* begin SOURCE MATERIAL *
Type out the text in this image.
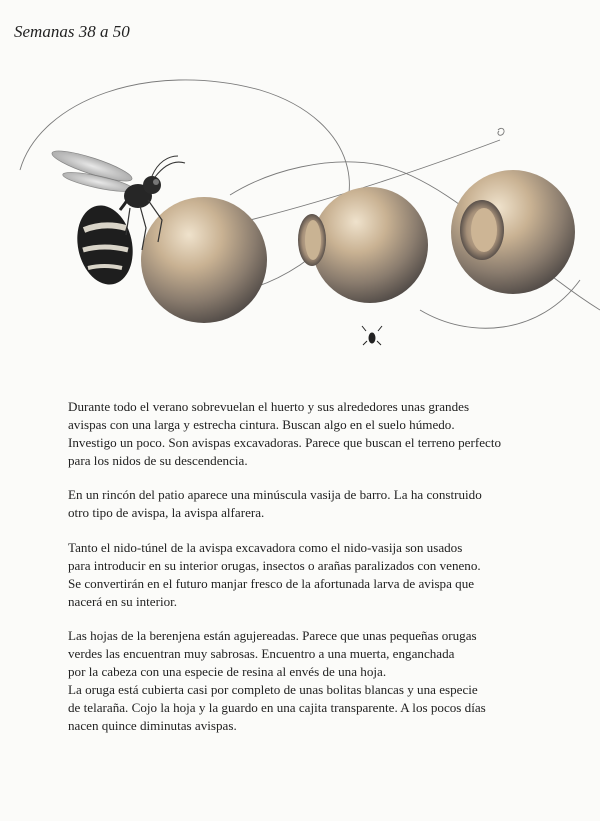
Semanas 38 a 50

Durante todo el verano sobrevuelan el huerto y sus alrededores unas grandes
avispas con una larga y estrecha cintura. Buscan algo en el suelo húmedo.
Investigo un poco. Son avispas excavadoras. Parece que buscan el terreno perfecto
para los nidos de su descendencia.

En un rincón del patio aparece una minúscula vasija de barro. La ha construido
otro tipo de avispa, la avispa alfarera.

Tanto el nido-túnel de la avispa excavadora como el nido-vasija son usados
para introducir en su interior orugas, insectos o arañas paralizados con veneno.
Se convertirán en el futuro manjar fresco de la afortunada larva de avispa que
nacerá en su interior.

Las hojas de la berenjena están agujereadas. Parece que unas pequeñas orugas
verdes las encuentran muy sabrosas. Encuentro a una muerta, enganchada
por la cabeza con una especie de resina al envés de una hoja.
La oruga está cubierta casi por completo de unas bolitas blancas y una especie
de telaraña. Cojo la hoja y la guardo en una cajita transparente. A los pocos días
nacen quince diminutas avispas.
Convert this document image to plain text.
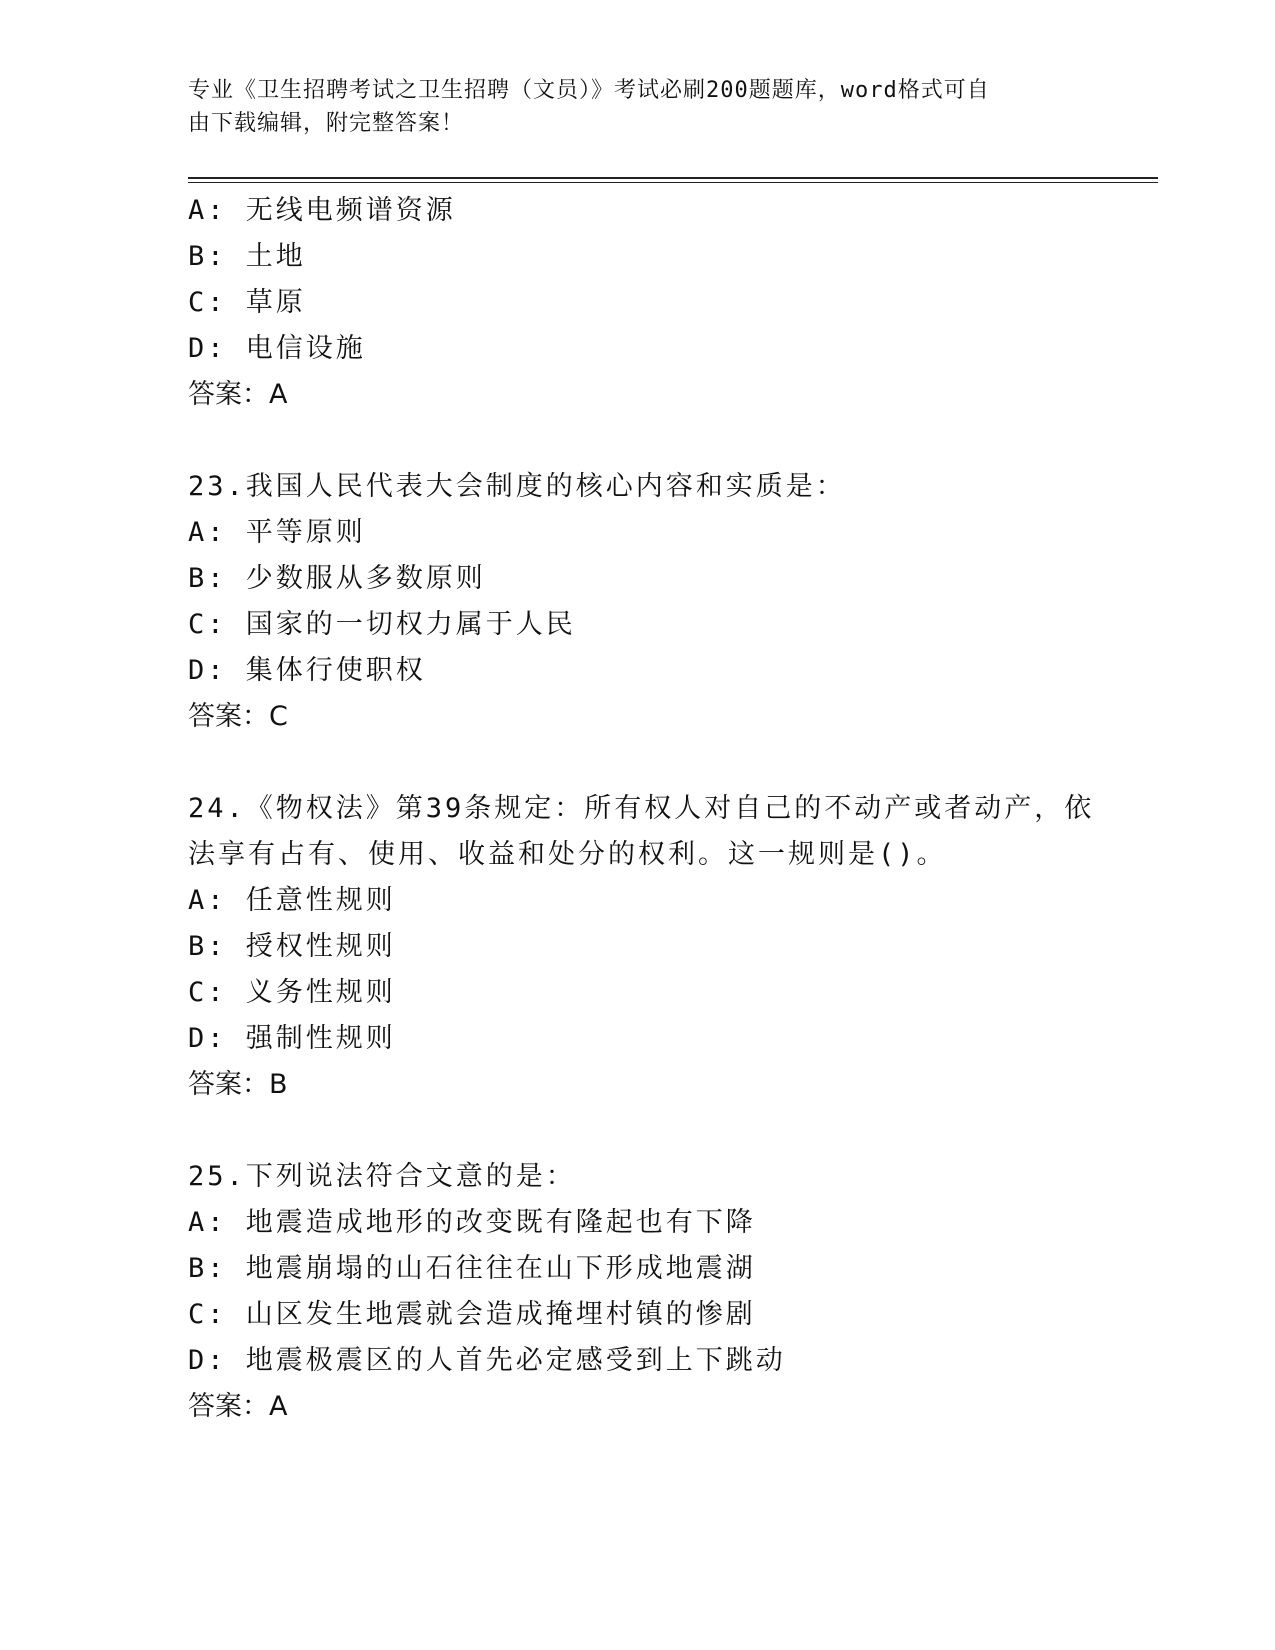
专业《卫生招聘考试之卫生招聘（文员）》考试必刷200题题库，word格式可自
由下载编辑，附完整答案！
A: 无线电频谱资源
B: 土地
C: 草原
D: 电信设施
答案：A
23.我国人民代表大会制度的核心内容和实质是：
A: 平等原则
B: 少数服从多数原则
C: 国家的一切权力属于人民
D: 集体行使职权
答案：C
24.《物权法》第39条规定：所有权人对自己的不动产或者动产，依
法享有占有、使用、收益和处分的权利。这一规则是()。
A: 任意性规则
B: 授权性规则
C: 义务性规则
D: 强制性规则
答案：B
25.下列说法符合文意的是：
A: 地震造成地形的改变既有隆起也有下降
B: 地震崩塌的山石往往在山下形成地震湖
C: 山区发生地震就会造成掩埋村镇的惨剧
D: 地震极震区的人首先必定感受到上下跳动
答案：A
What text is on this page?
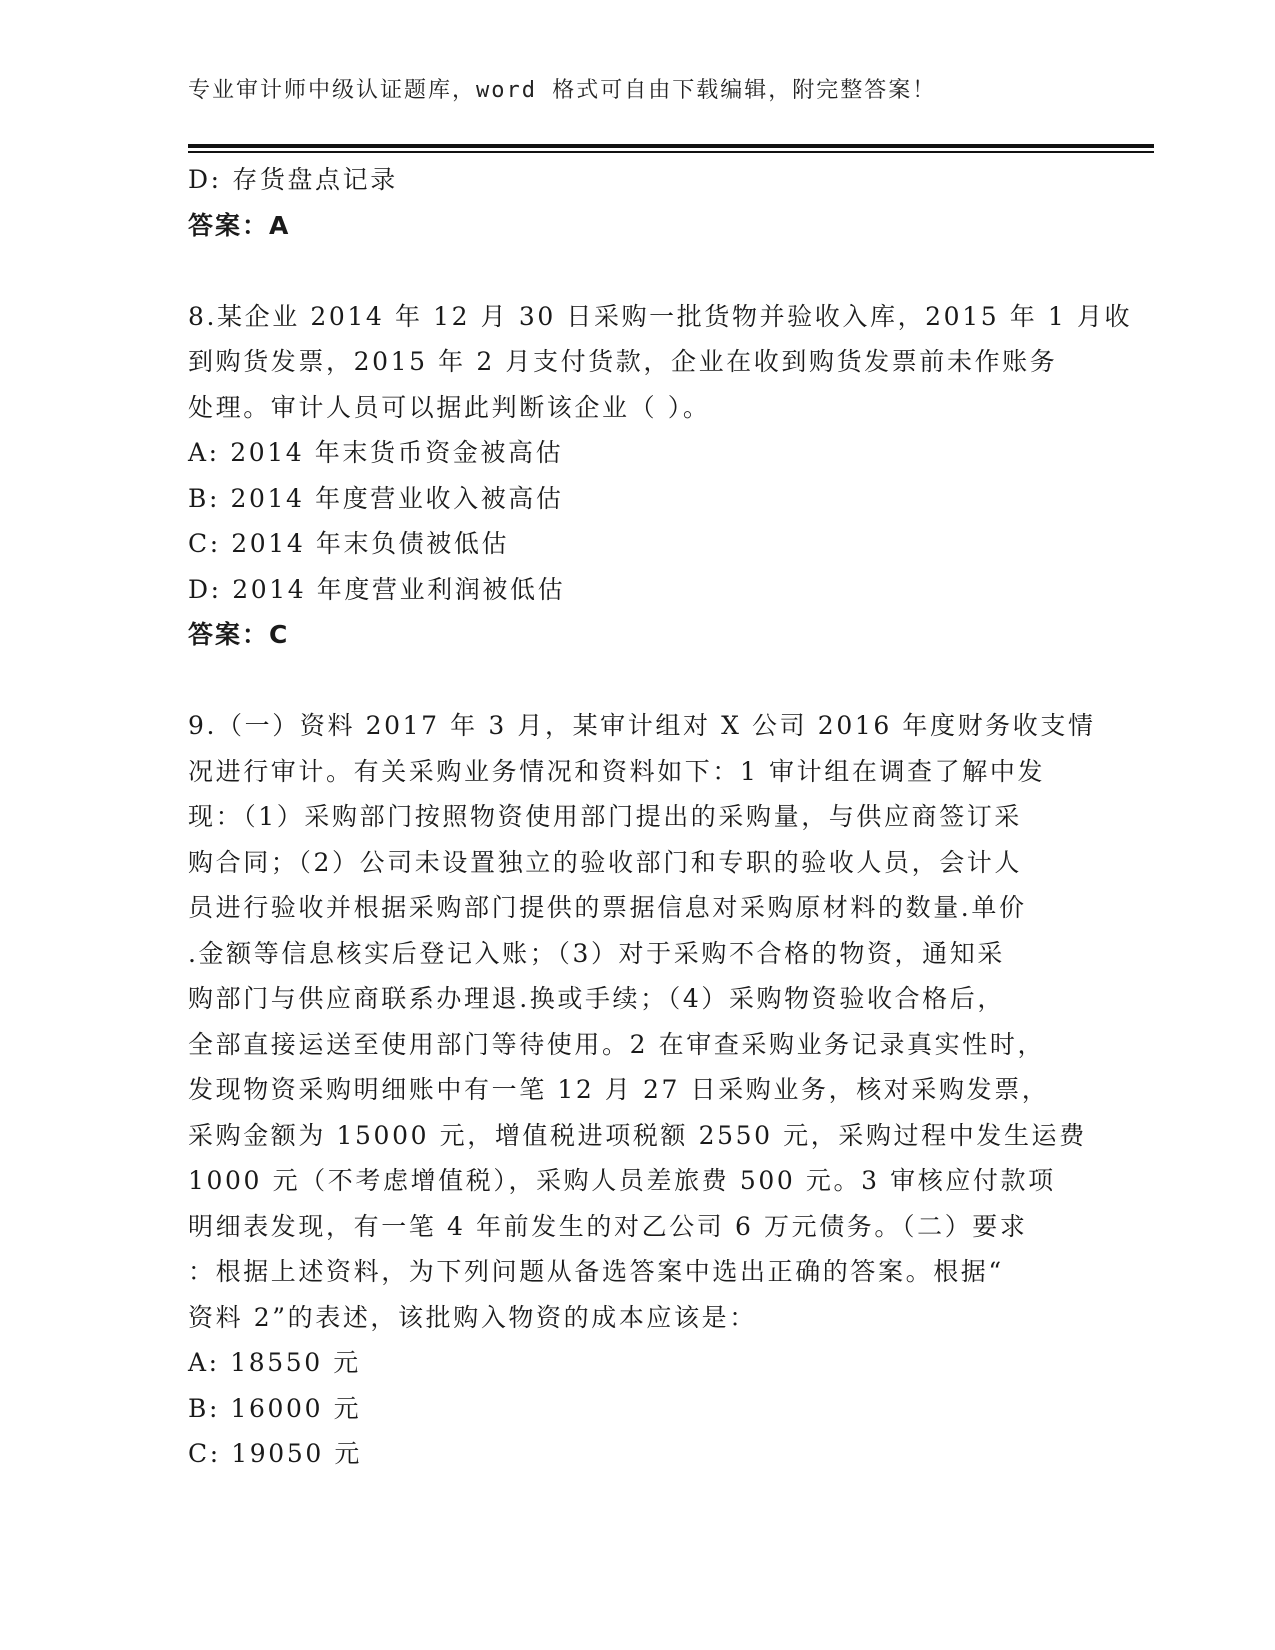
专业审计师中级认证题库，word 格式可自由下载编辑，附完整答案！
D: 存货盘点记录
答案：A
8.某企业 2014 年 12 月 30 日采购一批货物并验收入库，2015 年 1 月收
到购货发票，2015 年 2 月支付货款，企业在收到购货发票前未作账务
处理。审计人员可以据此判断该企业（ ）。
A: 2014 年末货币资金被高估
B: 2014 年度营业收入被高估
C: 2014 年末负债被低估
D: 2014 年度营业利润被低估
答案：C
9.（一）资料 2017 年 3 月，某审计组对 X 公司 2016 年度财务收支情
况进行审计。有关采购业务情况和资料如下：1 审计组在调查了解中发
现：（1）采购部门按照物资使用部门提出的采购量，与供应商签订采
购合同；（2）公司未设置独立的验收部门和专职的验收人员，会计人
员进行验收并根据采购部门提供的票据信息对采购原材料的数量.单价
.金额等信息核实后登记入账；（3）对于采购不合格的物资，通知采
购部门与供应商联系办理退.换或手续；（4）采购物资验收合格后，
全部直接运送至使用部门等待使用。2 在审查采购业务记录真实性时，
发现物资采购明细账中有一笔 12 月 27 日采购业务，核对采购发票，
采购金额为 15000 元，增值税进项税额 2550 元，采购过程中发生运费
1000 元（不考虑增值税），采购人员差旅费 500 元。3 审核应付款项
明细表发现，有一笔 4 年前发生的对乙公司 6 万元债务。（二）要求
：根据上述资料，为下列问题从备选答案中选出正确的答案。根据“
资料 2”的表述，该批购入物资的成本应该是：
A: 18550 元
B: 16000 元
C: 19050 元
* end SOURCE MATERIAL *
* REQUIRED WORK
Without the pictures, restate all of the entries above verbatim.

* ANSWER IN FULL
Type out the text in this image.
Semanas 38 a 50

Durante todo el verano sobrevuelan el huerto y sus alrededores unas grandes
avispas con una larga y estrecha cintura. Buscan algo en el suelo húmedo.
Investigo un poco. Son avispas excavadoras. Parece que buscan el terreno perfecto
para los nidos de su descendencia.

En un rincón del patio aparece una minúscula vasija de barro. La ha construido
otro tipo de avispa, la avispa alfarera.

Tanto el nido-túnel de la avispa excavadora como el nido-vasija son usados
para introducir en su interior orugas, insectos o arañas paralizados con veneno.
Se convertirán en el futuro manjar fresco de la afortunada larva de avispa que
nacerá en su interior.

Las hojas de la berenjena están agujereadas. Parece que unas pequeñas orugas
verdes las encuentran muy sabrosas. Encuentro a una muerta, enganchada
por la cabeza con una especie de resina al envés de una hoja.
La oruga está cubierta casi por completo de unas bolitas blancas y una especie
de telaraña. Cojo la hoja y la guardo en una cajita transparente. A los pocos días
nacen quince diminutas avispas.
Convert this document image to plain text.
专业《卫生招聘考试之卫生招聘（文员）》考试必刷200题题库，word格式可自
由下载编辑，附完整答案！
A: 无线电频谱资源
B: 土地
C: 草原
D: 电信设施
答案：A
23.我国人民代表大会制度的核心内容和实质是：
A: 平等原则
B: 少数服从多数原则
C: 国家的一切权力属于人民
D: 集体行使职权
答案：C
24.《物权法》第39条规定：所有权人对自己的不动产或者动产，依
法享有占有、使用、收益和处分的权利。这一规则是()。
A: 任意性规则
B: 授权性规则
C: 义务性规则
D: 强制性规则
答案：B
25.下列说法符合文意的是：
A: 地震造成地形的改变既有隆起也有下降
B: 地震崩塌的山石往往在山下形成地震湖
C: 山区发生地震就会造成掩埋村镇的惨剧
D: 地震极震区的人首先必定感受到上下跳动
答案：A
What text is on this page?
专业审计师中级认证题库，word 格式可自由下载编辑，附完整答案！
D: 存货盘点记录
答案：A
8.某企业 2014 年 12 月 30 日采购一批货物并验收入库，2015 年 1 月收
到购货发票，2015 年 2 月支付货款，企业在收到购货发票前未作账务
处理。审计人员可以据此判断该企业（ ）。
A: 2014 年末货币资金被高估
B: 2014 年度营业收入被高估
C: 2014 年末负债被低估
D: 2014 年度营业利润被低估
答案：C
9.（一）资料 2017 年 3 月，某审计组对 X 公司 2016 年度财务收支情
况进行审计。有关采购业务情况和资料如下：1 审计组在调查了解中发
现：（1）采购部门按照物资使用部门提出的采购量，与供应商签订采
购合同；（2）公司未设置独立的验收部门和专职的验收人员，会计人
员进行验收并根据采购部门提供的票据信息对采购原材料的数量.单价
.金额等信息核实后登记入账；（3）对于采购不合格的物资，通知采
购部门与供应商联系办理退.换或手续；（4）采购物资验收合格后，
全部直接运送至使用部门等待使用。2 在审查采购业务记录真实性时，
发现物资采购明细账中有一笔 12 月 27 日采购业务，核对采购发票，
采购金额为 15000 元，增值税进项税额 2550 元，采购过程中发生运费
1000 元（不考虑增值税），采购人员差旅费 500 元。3 审核应付款项
明细表发现，有一笔 4 年前发生的对乙公司 6 万元债务。（二）要求
：根据上述资料，为下列问题从备选答案中选出正确的答案。根据“
资料 2”的表述，该批购入物资的成本应该是：
A: 18550 元
B: 16000 元
C: 19050 元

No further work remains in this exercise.